== What to do ==
(a) According to the passage on Jaurès's history of the Revolution, what did 1793 probably see?
(b) Summarize the passage on Jaurès's history of the Revolution in two sentences.
(c) In the passage on Jaurès's history of the Revolution, write out the stretch from "Undoubtedly socialism had" through "for the war.".

(Text provided Opens)


    Unlike Clemenceau, Jaurès did not believe the Revolution was a “bloc”. Rather he saw a continuing differentiation between, on the one hand, a relatively privileged layer who wanted to modernise French society and free it from the conservative shackles of the monarchy while hanging on to their own privileges, and, on the other hand, a dispossessed mass who, hearing talk of “Liberty, Equality and Fraternity”, wanted to share in them.

    Repeatedly Jaurès refers to what he calls the “newly formed proletariat”. [p. 68] Yet he is often somewhat vague as to what exactly constituted this proletariat.[3] Sometimes the term seems to simply mean the poor – thus he notes that among those who died storming the Bastille “there were men so poor, so obscure, so humble that for several weeks afterwards their names weren’t known”. [p. 29]  Sometimes the proletariat seems to include the peasantry, at other times he refers to specifically working-class interests, in particular wages. Yet he perceived a contradiction at the very heart of the bourgeois revolution: “How is it possible to fully commit to the Revolution, how can one attack the feudal Bastilles if one risks being overwhelmed by a mendicant and threatening proletariat?” [p. 40]

    Thus, Jaurès shows, political and social factors in the revolution interacted: “ it was precisely to the extent that political equality became a more solidly established fact that social inequality offended the people.” [p. 148] He notes that 1793 probably saw “the first official proposal for the nationalization of industry ever made”. [p. 219]

    Jaurès’s stress on class is the great strength of his history, yet it also lies at the heart of his greatest weakness. Jaurès saw modern socialism as emerging directly out of the French Revolution. In his conclusion he wrote of  “the passionate joy I felt when I saw the molten metal of socialism that flowed from the Revolution and democracy as if from a furnace.” [p. 250]

    Undoubtedly socialism had its historical roots in the French Revolution. But equally socialism requires a qualitative break with the values of the bourgeois revolution, and Jaurès seriously underestimated this. This was an error that had implications far beyond debates about the history of the French Revolution.  In 1914 one of the key arguments used by French labour leaders to persuade their followers to support the war was that France was the homeland of the Revolution, and that by defending the territory of the Revolution they were defending the republic which was inextricably tied up with the interests of socialism.[4] Jaurès’s courage and integrity in opposing the drift to war in 1914, at the cost of his life, cannot be questioned; yet the ideas embodied in his history of the Revolution may have contributed to winning the working class to support for the war.

(Text provided Closes)
(Provided information Opens)

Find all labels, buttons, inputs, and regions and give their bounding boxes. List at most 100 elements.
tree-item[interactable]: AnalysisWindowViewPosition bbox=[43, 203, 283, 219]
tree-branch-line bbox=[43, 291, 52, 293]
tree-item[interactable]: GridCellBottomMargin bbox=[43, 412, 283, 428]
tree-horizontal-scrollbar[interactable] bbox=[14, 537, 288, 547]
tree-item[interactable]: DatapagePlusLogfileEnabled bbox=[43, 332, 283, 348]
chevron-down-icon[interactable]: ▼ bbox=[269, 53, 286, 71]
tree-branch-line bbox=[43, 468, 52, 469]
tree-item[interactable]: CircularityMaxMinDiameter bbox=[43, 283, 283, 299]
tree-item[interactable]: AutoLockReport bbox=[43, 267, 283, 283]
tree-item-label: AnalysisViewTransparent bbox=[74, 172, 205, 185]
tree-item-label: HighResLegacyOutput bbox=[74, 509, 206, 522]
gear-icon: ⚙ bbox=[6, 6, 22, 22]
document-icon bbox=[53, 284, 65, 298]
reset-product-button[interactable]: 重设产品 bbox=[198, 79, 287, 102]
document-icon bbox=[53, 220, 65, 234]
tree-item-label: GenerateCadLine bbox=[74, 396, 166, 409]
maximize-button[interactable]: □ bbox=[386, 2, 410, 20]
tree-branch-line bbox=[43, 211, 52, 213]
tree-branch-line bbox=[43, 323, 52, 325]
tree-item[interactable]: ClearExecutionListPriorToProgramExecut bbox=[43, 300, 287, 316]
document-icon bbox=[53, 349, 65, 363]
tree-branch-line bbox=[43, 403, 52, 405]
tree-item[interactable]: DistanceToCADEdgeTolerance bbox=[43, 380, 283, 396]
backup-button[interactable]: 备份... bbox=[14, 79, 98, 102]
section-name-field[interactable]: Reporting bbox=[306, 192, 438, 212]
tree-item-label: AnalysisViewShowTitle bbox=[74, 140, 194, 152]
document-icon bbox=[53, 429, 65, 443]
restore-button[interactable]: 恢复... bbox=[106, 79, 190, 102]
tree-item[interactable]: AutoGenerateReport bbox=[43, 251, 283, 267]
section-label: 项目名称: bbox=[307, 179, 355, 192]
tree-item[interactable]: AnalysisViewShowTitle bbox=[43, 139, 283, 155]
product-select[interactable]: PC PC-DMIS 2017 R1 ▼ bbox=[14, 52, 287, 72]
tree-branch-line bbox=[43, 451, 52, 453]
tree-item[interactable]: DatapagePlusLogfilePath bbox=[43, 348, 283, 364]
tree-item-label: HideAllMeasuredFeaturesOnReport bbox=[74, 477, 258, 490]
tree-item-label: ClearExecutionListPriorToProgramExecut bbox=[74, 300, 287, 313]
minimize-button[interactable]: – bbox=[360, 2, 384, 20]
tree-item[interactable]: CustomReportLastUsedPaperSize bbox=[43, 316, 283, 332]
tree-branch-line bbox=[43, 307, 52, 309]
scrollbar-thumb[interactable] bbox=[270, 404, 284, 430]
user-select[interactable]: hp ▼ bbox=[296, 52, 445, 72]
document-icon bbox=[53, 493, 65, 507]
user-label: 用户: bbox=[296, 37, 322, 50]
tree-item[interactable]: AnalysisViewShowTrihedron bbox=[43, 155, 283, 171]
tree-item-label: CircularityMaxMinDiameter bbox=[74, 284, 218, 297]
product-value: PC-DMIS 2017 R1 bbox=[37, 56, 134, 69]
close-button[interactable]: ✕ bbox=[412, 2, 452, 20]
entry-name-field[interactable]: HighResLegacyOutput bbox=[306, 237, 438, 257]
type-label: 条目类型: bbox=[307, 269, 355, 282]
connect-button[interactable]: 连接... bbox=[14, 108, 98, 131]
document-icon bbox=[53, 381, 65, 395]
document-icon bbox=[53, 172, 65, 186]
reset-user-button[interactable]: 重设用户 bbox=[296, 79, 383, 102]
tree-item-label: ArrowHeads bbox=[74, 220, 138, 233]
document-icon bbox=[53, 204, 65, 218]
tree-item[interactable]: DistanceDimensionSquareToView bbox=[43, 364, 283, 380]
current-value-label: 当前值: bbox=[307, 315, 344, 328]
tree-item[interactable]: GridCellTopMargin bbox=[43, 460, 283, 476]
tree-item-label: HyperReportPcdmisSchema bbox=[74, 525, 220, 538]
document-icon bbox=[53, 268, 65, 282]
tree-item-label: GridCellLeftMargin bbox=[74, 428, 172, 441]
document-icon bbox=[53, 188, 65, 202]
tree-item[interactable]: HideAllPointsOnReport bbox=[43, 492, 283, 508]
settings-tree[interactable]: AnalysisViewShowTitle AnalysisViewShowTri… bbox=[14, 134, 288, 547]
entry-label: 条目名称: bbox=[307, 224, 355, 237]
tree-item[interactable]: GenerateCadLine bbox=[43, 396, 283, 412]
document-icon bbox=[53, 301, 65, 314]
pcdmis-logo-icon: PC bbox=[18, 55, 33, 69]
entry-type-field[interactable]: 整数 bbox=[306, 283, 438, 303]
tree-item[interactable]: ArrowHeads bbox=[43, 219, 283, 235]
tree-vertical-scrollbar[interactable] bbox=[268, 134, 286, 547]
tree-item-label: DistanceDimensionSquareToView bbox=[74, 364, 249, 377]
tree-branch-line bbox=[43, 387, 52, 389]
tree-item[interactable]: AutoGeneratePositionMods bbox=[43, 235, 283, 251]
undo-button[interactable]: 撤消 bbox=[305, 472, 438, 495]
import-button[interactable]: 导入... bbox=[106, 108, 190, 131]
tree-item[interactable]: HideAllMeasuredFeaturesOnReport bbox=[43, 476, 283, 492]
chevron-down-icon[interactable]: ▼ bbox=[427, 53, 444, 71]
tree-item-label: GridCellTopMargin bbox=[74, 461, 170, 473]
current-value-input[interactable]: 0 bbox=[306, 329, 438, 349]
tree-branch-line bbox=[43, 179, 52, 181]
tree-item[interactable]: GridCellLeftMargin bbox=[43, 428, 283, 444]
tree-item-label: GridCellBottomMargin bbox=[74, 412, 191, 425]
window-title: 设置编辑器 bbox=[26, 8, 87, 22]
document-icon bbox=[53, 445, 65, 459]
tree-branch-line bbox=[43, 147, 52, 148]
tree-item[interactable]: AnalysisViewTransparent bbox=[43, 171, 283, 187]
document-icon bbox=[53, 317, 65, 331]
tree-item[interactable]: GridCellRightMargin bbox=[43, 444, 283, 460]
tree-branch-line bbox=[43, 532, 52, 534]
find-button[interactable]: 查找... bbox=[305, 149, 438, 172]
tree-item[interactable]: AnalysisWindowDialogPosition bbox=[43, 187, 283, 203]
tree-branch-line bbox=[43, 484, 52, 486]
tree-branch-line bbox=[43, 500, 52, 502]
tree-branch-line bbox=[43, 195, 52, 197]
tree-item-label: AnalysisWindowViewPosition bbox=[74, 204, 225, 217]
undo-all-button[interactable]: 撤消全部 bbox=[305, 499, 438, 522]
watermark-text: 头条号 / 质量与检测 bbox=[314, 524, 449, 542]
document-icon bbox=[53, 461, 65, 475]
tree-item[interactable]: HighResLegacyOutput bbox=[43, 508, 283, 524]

(Provided information Closes)

== Outputs by task ==
(a) It probably saw "the first official proposal for the nationalization of industry ever made."

(b) Unlike Clemenceau, Jaurès saw the Revolution not as a "bloc" but as a continuing differentiation between a privileged layer that wanted to modernize France while keeping its privileges and a dispossessed mass that wanted to share in liberty and equality, and this stress on class is the great strength of his history. Yet he seriously underestimated how far socialism requires a break with the values of the bourgeois revolution, and the ideas in his history may have helped win the working class to support for the war in 1914.

(c)
Undoubtedly socialism had its historical roots in the French Revolution. But equally socialism requires a qualitative break with the values of the bourgeois revolution, and Jaurès seriously underestimated this. This was an error that had implications far beyond debates about the history of the French Revolution.  In 1914 one of the key arguments used by French labour leaders to persuade their followers to support the war was that France was the homeland of the Revolution, and that by defending the territory of the Revolution they were defending the republic which was inextricably tied up with the interests of socialism.[4] Jaurès’s courage and integrity in opposing the drift to war in 1914, at the cost of his life, cannot be questioned; yet the ideas embodied in his history of the Revolution may have contributed to winning the working class to support for the war.